WRITTEN EXERCISE = Every entry below should be printed exactly, without its images.

DATA FOR THIS EXERCISE =

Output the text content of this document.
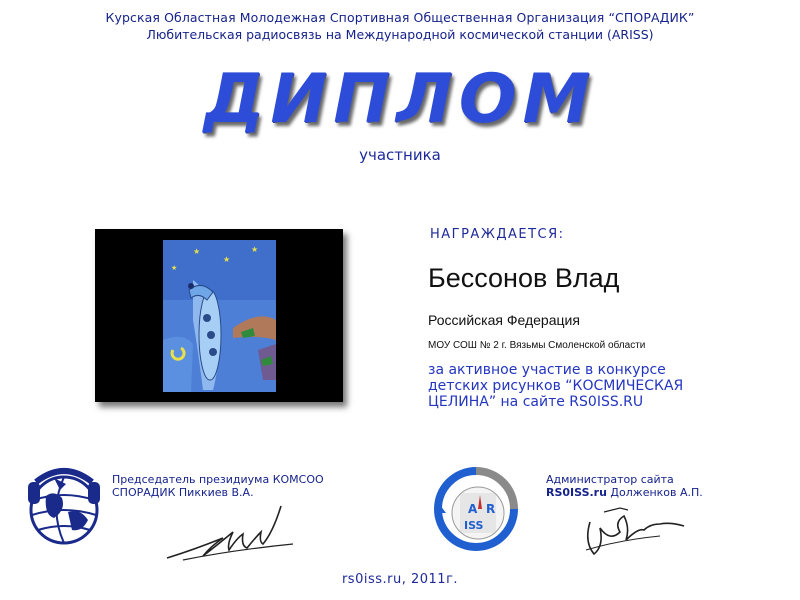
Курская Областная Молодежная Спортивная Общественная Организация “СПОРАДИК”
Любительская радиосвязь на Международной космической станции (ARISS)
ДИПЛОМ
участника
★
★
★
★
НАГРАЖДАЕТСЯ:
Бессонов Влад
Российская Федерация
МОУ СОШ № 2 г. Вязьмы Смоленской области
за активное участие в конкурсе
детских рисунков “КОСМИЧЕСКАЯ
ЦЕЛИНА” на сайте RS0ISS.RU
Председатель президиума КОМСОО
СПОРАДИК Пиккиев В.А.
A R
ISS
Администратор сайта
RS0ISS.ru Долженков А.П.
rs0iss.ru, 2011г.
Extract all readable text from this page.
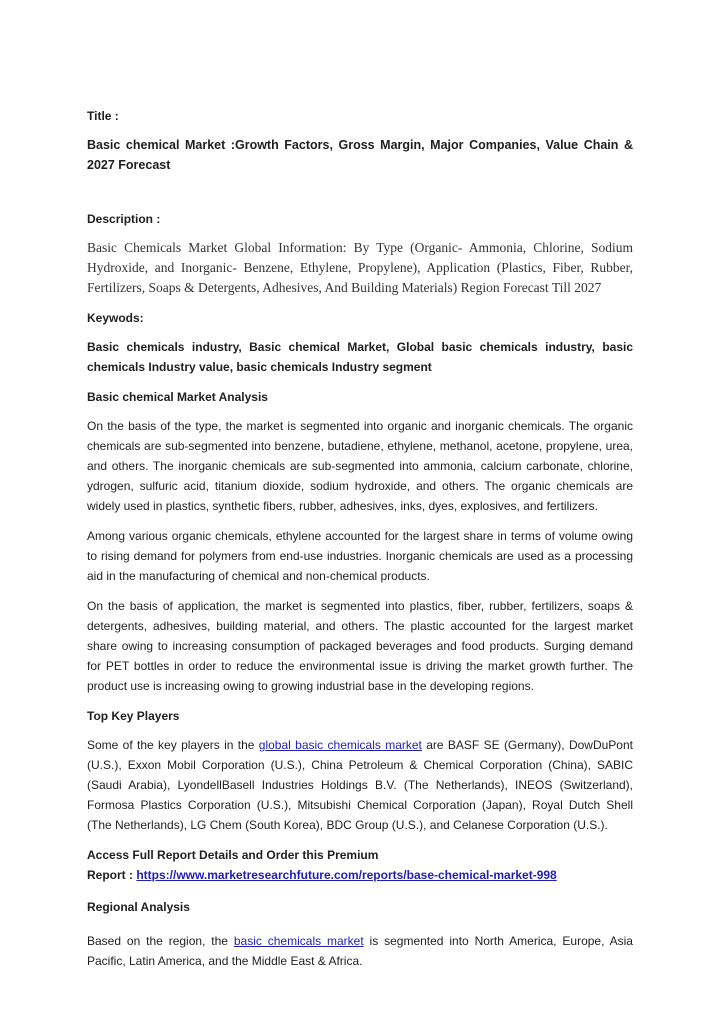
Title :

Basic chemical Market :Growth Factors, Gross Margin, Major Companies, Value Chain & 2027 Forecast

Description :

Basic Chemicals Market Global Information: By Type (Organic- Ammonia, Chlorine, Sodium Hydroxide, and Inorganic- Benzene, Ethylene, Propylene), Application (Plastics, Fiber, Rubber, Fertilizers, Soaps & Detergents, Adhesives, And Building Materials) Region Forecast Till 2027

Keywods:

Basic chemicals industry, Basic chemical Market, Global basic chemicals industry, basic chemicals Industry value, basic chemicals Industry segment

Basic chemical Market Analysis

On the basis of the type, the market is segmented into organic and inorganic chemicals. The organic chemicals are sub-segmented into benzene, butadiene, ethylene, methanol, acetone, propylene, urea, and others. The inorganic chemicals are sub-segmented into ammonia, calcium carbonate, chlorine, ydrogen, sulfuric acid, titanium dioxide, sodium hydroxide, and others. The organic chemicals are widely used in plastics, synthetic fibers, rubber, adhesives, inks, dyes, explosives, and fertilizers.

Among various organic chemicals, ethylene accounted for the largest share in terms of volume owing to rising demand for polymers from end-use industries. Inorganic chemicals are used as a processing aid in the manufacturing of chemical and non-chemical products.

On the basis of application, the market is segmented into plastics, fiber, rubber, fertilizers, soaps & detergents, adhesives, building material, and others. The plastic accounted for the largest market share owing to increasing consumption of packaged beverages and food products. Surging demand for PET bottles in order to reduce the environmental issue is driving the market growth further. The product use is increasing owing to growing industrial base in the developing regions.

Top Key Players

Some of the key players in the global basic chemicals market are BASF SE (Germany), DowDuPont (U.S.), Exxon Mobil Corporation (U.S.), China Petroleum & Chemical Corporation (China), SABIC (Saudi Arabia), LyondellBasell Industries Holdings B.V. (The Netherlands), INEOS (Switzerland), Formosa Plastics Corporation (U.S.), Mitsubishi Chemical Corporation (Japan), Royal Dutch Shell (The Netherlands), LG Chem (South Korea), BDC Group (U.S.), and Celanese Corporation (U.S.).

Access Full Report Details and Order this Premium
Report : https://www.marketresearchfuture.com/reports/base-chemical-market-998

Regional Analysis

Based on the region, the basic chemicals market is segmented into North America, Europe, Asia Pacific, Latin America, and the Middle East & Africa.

CORRECT ANSWER =
Output the text content of this document.
Курская Областная Молодежная Спортивная Общественная Организация “СПОРАДИК”
Любительская радиосвязь на Международной космической станции (ARISS)
ДИПЛОМ
участника
★
★
★
★
НАГРАЖДАЕТСЯ:
Бессонов Влад
Российская Федерация
МОУ СОШ № 2 г. Вязьмы Смоленской области
за активное участие в конкурсе
детских рисунков “КОСМИЧЕСКАЯ
ЦЕЛИНА” на сайте RS0ISS.RU
Председатель президиума КОМСОО
СПОРАДИК Пиккиев В.А.
A R
ISS
Администратор сайта
RS0ISS.ru Долженков А.П.
rs0iss.ru, 2011г.
Extract all readable text from this page.
Title :

Basic chemical Market :Growth Factors, Gross Margin, Major Companies, Value Chain & 2027 Forecast

Description :

Basic Chemicals Market Global Information: By Type (Organic- Ammonia, Chlorine, Sodium Hydroxide, and Inorganic- Benzene, Ethylene, Propylene), Application (Plastics, Fiber, Rubber, Fertilizers, Soaps & Detergents, Adhesives, And Building Materials) Region Forecast Till 2027

Keywods:

Basic chemicals industry, Basic chemical Market, Global basic chemicals industry, basic chemicals Industry value, basic chemicals Industry segment

Basic chemical Market Analysis

On the basis of the type, the market is segmented into organic and inorganic chemicals. The organic chemicals are sub-segmented into benzene, butadiene, ethylene, methanol, acetone, propylene, urea, and others. The inorganic chemicals are sub-segmented into ammonia, calcium carbonate, chlorine, ydrogen, sulfuric acid, titanium dioxide, sodium hydroxide, and others. The organic chemicals are widely used in plastics, synthetic fibers, rubber, adhesives, inks, dyes, explosives, and fertilizers.

Among various organic chemicals, ethylene accounted for the largest share in terms of volume owing to rising demand for polymers from end-use industries. Inorganic chemicals are used as a processing aid in the manufacturing of chemical and non-chemical products.

On the basis of application, the market is segmented into plastics, fiber, rubber, fertilizers, soaps & detergents, adhesives, building material, and others. The plastic accounted for the largest market share owing to increasing consumption of packaged beverages and food products. Surging demand for PET bottles in order to reduce the environmental issue is driving the market growth further. The product use is increasing owing to growing industrial base in the developing regions.

Top Key Players

Some of the key players in the global basic chemicals market are BASF SE (Germany), DowDuPont (U.S.), Exxon Mobil Corporation (U.S.), China Petroleum & Chemical Corporation (China), SABIC (Saudi Arabia), LyondellBasell Industries Holdings B.V. (The Netherlands), INEOS (Switzerland), Formosa Plastics Corporation (U.S.), Mitsubishi Chemical Corporation (Japan), Royal Dutch Shell (The Netherlands), LG Chem (South Korea), BDC Group (U.S.), and Celanese Corporation (U.S.).

Access Full Report Details and Order this Premium
Report : https://www.marketresearchfuture.com/reports/base-chemical-market-998

Regional Analysis

Based on the region, the basic chemicals market is segmented into North America, Europe, Asia Pacific, Latin America, and the Middle East & Africa.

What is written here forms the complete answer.